Copy each line of the records that contains the word "couple".
----------------------------------------
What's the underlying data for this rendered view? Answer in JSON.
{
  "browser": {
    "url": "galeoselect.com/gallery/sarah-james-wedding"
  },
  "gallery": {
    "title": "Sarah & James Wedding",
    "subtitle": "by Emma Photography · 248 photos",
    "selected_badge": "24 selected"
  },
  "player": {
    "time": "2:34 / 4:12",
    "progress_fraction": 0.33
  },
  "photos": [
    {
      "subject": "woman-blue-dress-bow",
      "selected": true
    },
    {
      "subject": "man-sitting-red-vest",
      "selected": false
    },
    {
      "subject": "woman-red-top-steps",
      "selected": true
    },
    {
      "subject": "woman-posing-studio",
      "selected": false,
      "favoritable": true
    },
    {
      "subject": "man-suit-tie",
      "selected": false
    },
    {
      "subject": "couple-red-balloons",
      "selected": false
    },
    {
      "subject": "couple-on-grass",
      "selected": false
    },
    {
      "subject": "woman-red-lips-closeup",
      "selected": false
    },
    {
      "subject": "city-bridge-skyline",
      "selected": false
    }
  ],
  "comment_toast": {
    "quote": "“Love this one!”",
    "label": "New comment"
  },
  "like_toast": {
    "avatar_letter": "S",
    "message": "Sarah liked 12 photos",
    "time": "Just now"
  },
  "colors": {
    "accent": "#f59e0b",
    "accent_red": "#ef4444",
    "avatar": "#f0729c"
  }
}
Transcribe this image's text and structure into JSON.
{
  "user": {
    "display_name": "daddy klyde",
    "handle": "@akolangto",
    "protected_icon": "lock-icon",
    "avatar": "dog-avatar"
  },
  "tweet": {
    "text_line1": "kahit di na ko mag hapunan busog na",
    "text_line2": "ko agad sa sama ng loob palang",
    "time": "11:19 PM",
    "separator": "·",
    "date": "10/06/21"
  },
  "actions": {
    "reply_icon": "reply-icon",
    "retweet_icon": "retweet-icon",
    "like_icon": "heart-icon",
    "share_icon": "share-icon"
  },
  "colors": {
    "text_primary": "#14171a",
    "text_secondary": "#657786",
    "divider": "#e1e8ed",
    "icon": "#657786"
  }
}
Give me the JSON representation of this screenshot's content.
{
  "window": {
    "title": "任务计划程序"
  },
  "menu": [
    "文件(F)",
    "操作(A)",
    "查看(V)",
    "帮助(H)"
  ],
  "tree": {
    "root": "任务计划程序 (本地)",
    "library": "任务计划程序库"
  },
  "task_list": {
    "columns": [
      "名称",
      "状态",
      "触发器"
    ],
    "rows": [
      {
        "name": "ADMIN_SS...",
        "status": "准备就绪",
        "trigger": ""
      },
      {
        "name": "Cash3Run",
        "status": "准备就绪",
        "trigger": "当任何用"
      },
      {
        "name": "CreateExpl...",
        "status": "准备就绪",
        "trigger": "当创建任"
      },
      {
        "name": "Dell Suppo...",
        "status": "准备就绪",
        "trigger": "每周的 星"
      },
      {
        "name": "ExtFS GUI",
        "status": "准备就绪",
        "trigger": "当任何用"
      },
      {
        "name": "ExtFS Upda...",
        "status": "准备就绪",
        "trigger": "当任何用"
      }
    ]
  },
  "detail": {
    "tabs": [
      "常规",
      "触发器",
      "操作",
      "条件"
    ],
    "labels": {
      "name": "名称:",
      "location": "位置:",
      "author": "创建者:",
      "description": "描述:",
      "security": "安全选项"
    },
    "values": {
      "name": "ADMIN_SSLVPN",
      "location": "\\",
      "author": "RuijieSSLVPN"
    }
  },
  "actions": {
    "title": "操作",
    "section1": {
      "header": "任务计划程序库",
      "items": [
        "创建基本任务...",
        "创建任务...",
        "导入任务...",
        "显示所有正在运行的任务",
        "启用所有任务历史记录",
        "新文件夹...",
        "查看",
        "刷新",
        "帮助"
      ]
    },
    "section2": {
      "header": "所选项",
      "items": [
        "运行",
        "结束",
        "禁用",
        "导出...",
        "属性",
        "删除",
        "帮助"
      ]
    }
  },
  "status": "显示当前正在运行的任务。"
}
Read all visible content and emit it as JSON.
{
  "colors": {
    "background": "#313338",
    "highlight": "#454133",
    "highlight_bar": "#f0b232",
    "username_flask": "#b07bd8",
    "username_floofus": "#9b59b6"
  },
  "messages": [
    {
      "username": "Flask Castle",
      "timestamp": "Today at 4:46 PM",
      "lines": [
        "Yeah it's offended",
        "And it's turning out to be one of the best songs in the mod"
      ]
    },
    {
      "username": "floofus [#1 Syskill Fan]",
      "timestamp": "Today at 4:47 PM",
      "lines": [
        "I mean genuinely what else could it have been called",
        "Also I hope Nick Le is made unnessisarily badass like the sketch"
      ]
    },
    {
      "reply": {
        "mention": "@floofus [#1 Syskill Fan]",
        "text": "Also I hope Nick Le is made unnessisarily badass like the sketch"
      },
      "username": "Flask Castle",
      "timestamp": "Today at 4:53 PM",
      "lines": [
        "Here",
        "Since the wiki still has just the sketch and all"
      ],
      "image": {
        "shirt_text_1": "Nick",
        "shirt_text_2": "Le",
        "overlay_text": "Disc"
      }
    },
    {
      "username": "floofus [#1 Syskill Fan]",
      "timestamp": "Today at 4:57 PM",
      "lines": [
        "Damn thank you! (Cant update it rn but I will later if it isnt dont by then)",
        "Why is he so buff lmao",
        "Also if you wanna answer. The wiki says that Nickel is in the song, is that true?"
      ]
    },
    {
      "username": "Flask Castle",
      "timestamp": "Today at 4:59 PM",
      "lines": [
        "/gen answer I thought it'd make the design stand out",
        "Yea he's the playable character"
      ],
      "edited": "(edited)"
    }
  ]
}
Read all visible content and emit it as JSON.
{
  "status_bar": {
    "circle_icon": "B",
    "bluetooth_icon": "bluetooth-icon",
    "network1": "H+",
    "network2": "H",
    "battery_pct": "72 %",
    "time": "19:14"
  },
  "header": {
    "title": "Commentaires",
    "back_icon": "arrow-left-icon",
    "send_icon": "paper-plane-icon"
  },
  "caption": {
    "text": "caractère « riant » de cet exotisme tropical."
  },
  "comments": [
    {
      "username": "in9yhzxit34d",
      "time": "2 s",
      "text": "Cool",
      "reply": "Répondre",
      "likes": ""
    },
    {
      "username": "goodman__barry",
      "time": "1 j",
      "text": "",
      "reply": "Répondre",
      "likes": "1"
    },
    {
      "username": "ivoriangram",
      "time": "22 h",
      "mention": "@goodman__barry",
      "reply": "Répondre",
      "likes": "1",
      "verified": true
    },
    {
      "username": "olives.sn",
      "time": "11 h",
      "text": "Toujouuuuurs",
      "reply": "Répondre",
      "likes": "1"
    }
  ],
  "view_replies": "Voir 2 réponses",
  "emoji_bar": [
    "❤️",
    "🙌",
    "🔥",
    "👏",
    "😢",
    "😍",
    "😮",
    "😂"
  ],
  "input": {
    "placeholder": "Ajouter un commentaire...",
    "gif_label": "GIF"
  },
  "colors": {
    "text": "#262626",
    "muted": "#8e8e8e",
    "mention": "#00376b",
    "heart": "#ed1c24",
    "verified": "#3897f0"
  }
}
----------------------------------------
### Answer below
      "subject": "couple-red-balloons",
      "subject": "couple-on-grass",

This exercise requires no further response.